**Selected text:**
Purpose of the Study:

  • To investigate the spatial patterning of chemical energy during embryonic tissue morphogenesis.
  • To determine the role of mitochondria in apical constriction and tissue folding.
  • To explore the conservation and predictive power of bioenergetic patterns in development.

Main Methods:

  • Utilized timelapse imaging to observe cellular dynamics during morphogenesis.
  • Employed spatial transcriptomics to map gene expression and cellular states.
  • Measured oxygen consumption rates to quantify cellular energy production.
  • Inhibited oxidative phosphorylation to assess its impact on tissue folding.

Main Results:

  • Mitochondria are enriched apically in epithelial cells during apical constriction.

**Items from a data source:**
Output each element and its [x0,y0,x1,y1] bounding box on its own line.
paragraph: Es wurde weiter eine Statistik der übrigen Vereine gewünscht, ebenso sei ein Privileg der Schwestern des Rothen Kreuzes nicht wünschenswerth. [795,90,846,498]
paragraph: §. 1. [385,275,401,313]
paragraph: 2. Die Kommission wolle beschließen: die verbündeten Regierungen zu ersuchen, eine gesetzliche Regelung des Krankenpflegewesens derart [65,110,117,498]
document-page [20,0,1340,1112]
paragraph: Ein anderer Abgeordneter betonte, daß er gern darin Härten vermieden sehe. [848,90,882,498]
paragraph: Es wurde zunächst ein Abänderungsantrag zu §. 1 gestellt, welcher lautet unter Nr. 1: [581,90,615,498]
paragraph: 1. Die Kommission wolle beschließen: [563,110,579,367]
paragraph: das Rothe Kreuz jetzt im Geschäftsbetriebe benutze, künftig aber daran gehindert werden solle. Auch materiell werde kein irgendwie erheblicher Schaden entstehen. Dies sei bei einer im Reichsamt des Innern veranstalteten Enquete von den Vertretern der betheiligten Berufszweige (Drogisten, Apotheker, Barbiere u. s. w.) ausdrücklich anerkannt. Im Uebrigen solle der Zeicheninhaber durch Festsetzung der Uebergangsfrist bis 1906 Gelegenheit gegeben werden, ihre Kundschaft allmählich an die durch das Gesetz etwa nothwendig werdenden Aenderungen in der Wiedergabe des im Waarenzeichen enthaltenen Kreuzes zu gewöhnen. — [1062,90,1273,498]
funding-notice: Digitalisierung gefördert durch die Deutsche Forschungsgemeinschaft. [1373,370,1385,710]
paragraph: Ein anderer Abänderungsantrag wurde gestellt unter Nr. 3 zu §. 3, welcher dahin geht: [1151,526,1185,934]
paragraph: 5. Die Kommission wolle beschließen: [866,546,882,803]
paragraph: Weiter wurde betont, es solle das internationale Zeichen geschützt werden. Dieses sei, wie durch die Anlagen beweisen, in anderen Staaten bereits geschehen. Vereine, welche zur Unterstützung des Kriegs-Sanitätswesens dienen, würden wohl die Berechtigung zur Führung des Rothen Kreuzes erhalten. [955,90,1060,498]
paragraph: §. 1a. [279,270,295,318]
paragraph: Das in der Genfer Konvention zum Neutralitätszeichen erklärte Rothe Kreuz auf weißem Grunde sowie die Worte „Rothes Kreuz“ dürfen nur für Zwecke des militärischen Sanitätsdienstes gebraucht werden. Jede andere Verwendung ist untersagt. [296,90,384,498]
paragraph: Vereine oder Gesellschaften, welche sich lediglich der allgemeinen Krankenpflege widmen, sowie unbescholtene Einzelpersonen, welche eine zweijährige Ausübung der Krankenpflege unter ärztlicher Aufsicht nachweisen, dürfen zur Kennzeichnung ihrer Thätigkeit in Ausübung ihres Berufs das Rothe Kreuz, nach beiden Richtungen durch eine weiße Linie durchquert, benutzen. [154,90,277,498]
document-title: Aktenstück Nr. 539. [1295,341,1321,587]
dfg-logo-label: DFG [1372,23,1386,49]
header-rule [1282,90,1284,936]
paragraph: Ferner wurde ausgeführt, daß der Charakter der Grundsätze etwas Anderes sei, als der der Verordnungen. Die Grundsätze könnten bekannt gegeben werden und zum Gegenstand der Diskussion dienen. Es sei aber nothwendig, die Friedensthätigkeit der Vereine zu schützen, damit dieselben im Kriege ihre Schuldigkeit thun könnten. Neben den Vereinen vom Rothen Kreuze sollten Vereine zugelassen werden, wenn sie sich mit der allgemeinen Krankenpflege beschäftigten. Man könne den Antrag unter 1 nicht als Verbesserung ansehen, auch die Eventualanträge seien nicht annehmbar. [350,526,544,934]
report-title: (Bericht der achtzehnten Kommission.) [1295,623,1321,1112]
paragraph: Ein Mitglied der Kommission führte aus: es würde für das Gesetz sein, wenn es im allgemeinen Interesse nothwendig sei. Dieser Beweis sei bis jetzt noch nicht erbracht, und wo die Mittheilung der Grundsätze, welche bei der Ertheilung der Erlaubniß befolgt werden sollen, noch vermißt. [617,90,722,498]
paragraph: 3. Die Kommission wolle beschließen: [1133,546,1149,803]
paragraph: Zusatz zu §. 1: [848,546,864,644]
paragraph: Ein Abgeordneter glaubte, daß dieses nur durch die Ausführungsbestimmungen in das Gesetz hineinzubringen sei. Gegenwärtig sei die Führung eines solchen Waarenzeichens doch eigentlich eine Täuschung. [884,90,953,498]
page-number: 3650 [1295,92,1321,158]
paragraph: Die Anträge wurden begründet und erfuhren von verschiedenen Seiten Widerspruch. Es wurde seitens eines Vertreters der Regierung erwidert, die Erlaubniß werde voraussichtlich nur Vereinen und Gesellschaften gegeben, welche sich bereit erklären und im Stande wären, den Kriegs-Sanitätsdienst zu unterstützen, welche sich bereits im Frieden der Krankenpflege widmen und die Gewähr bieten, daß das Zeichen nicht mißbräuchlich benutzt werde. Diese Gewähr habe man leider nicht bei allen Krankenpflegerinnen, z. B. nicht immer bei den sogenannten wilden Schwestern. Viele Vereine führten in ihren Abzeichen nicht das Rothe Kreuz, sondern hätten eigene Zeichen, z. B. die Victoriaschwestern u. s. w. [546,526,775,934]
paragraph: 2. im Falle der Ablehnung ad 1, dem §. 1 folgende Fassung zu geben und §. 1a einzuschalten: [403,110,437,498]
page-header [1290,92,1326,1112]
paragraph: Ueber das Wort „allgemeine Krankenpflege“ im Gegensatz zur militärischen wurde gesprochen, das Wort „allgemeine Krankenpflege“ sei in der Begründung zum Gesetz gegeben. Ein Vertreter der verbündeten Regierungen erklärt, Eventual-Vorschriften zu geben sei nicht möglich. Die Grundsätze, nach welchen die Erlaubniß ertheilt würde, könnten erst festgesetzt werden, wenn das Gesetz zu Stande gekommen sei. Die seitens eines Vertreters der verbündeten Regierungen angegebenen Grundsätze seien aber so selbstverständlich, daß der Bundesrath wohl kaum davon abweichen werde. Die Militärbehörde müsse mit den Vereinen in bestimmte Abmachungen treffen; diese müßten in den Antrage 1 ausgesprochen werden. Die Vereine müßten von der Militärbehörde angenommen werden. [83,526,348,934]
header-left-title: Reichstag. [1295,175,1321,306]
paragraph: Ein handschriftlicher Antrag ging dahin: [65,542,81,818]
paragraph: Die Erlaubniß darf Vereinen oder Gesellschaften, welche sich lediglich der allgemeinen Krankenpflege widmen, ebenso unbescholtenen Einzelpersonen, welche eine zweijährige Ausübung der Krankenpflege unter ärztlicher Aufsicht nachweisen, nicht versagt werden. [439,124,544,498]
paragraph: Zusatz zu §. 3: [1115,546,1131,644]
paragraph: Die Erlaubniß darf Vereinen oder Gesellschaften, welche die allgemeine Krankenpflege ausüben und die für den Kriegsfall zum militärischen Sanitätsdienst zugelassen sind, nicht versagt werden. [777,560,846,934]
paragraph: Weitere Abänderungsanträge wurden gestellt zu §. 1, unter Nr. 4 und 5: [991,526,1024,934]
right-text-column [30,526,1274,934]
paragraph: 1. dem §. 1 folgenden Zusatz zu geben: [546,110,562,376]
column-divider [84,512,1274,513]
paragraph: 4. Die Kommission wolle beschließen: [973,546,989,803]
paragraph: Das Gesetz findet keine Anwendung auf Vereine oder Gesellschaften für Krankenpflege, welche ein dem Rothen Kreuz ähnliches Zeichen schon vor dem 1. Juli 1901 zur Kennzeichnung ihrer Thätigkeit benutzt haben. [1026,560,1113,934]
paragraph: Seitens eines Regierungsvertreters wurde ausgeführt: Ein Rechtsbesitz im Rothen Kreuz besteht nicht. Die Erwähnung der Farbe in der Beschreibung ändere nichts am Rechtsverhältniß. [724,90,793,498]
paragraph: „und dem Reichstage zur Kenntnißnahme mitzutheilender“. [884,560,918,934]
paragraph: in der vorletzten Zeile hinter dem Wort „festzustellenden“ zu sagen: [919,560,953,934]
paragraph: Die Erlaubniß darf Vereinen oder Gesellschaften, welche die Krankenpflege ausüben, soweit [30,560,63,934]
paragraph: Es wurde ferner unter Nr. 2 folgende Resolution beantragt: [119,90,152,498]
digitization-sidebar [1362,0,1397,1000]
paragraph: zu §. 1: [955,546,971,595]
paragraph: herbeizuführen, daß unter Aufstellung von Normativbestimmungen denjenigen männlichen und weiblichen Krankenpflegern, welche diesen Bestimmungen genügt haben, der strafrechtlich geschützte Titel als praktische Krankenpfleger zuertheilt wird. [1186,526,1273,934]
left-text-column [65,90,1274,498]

**Exercise tasks:**
1. In the summary of the study on energy patterns in embryonic tissue folding, give again the part that opens with the words containing "Purpose of the" and closes with "dynamics during morphogenesis.", substituting "organogenesis" for "morphogenesis".
2. Proceed with the summary of the study on energy patterns in embryonic tissue folding, picking up after its last sentence.

**Results of the tasks:**
1.
Purpose of the Study:

  • To investigate the spatial patterning of chemical energy during embryonic tissue organogenesis.
  • To determine the role of mitochondria in apical constriction and tissue folding.
  • To explore the conservation and predictive power of bioenergetic patterns in development.

Main Methods:

  • Utilized timelapse imaging to observe cellular dynamics during organogenesis.

2.
  • Increased mitochondrial density, membrane potential, and ATP levels precede actomyosin contraction and tissue folding.
  • Inhibition of oxidative phosphorylation prevents tissue folding, highlighting its necessity.
  • Mitochondrial enrichment patterns are conserved in flies, chicks, and mice.

Conclusions:

  • Localized mitochondrial activity and ATP production are critical for driving apical constriction.
  • Spatial bioenergetics is a key, conserved feature of embryonic morphogenesis.
  • Subcellular energy patterns can predict tissue folding dynamics.